-------- EXTRACTED ENTRIES

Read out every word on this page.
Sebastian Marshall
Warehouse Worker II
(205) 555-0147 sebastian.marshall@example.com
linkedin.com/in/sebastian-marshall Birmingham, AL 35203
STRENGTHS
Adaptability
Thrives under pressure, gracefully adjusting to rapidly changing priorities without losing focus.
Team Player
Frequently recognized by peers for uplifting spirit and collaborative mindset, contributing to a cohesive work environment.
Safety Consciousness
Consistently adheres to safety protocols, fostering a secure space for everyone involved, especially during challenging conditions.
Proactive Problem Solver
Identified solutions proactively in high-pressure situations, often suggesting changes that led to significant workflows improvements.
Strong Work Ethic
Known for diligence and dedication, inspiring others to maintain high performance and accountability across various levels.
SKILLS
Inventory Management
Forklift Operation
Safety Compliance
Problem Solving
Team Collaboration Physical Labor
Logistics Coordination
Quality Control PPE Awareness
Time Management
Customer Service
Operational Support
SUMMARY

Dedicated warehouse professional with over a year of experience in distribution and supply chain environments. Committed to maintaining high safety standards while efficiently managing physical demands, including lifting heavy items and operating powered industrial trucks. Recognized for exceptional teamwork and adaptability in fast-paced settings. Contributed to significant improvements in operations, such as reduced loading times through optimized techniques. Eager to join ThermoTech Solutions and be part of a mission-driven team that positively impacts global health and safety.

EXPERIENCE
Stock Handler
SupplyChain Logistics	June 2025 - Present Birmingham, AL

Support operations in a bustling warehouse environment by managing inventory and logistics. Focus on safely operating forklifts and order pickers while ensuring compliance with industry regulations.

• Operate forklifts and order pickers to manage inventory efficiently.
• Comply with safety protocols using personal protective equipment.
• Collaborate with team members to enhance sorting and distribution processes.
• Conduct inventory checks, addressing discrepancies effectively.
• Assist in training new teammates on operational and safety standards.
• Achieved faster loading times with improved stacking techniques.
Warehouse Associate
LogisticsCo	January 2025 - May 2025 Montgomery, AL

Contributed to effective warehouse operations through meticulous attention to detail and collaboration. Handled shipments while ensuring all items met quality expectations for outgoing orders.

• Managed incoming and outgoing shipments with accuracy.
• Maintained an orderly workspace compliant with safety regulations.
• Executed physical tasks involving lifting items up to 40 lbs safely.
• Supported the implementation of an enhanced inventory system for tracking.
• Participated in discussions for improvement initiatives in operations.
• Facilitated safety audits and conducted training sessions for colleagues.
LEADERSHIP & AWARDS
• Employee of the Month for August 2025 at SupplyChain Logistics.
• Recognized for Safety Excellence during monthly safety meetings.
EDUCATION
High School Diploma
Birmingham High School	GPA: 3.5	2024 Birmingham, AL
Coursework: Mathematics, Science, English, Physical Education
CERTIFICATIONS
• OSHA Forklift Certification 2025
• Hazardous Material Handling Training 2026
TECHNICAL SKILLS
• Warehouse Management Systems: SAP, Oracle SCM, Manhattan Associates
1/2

----------------

◆ **STATED EXERCISE**
Each line must be given again exactly as written above.

◆ **COMPLETED EXERCISE**
Read out every word on this page.
Sebastian Marshall
Warehouse Worker II
(205) 555-0147 sebastian.marshall@example.com
linkedin.com/in/sebastian-marshall Birmingham, AL 35203
STRENGTHS
Adaptability
Thrives under pressure, gracefully adjusting to rapidly changing priorities without losing focus.
Team Player
Frequently recognized by peers for uplifting spirit and collaborative mindset, contributing to a cohesive work environment.
Safety Consciousness
Consistently adheres to safety protocols, fostering a secure space for everyone involved, especially during challenging conditions.
Proactive Problem Solver
Identified solutions proactively in high-pressure situations, often suggesting changes that led to significant workflows improvements.
Strong Work Ethic
Known for diligence and dedication, inspiring others to maintain high performance and accountability across various levels.
SKILLS
Inventory Management
Forklift Operation
Safety Compliance
Problem Solving
Team Collaboration Physical Labor
Logistics Coordination
Quality Control PPE Awareness
Time Management
Customer Service
Operational Support
SUMMARY

Dedicated warehouse professional with over a year of experience in distribution and supply chain environments. Committed to maintaining high safety standards while efficiently managing physical demands, including lifting heavy items and operating powered industrial trucks. Recognized for exceptional teamwork and adaptability in fast-paced settings. Contributed to significant improvements in operations, such as reduced loading times through optimized techniques. Eager to join ThermoTech Solutions and be part of a mission-driven team that positively impacts global health and safety.

EXPERIENCE
Stock Handler
SupplyChain Logistics	June 2025 - Present Birmingham, AL

Support operations in a bustling warehouse environment by managing inventory and logistics. Focus on safely operating forklifts and order pickers while ensuring compliance with industry regulations.

• Operate forklifts and order pickers to manage inventory efficiently.
• Comply with safety protocols using personal protective equipment.
• Collaborate with team members to enhance sorting and distribution processes.
• Conduct inventory checks, addressing discrepancies effectively.
• Assist in training new teammates on operational and safety standards.
• Achieved faster loading times with improved stacking techniques.
Warehouse Associate
LogisticsCo	January 2025 - May 2025 Montgomery, AL

Contributed to effective warehouse operations through meticulous attention to detail and collaboration. Handled shipments while ensuring all items met quality expectations for outgoing orders.

• Managed incoming and outgoing shipments with accuracy.
• Maintained an orderly workspace compliant with safety regulations.
• Executed physical tasks involving lifting items up to 40 lbs safely.
• Supported the implementation of an enhanced inventory system for tracking.
• Participated in discussions for improvement initiatives in operations.
• Facilitated safety audits and conducted training sessions for colleagues.
LEADERSHIP & AWARDS
• Employee of the Month for August 2025 at SupplyChain Logistics.
• Recognized for Safety Excellence during monthly safety meetings.
EDUCATION
High School Diploma
Birmingham High School	GPA: 3.5	2024 Birmingham, AL
Coursework: Mathematics, Science, English, Physical Education
CERTIFICATIONS
• OSHA Forklift Certification 2025
• Hazardous Material Handling Training 2026
TECHNICAL SKILLS
• Warehouse Management Systems: SAP, Oracle SCM, Manhattan Associates
1/2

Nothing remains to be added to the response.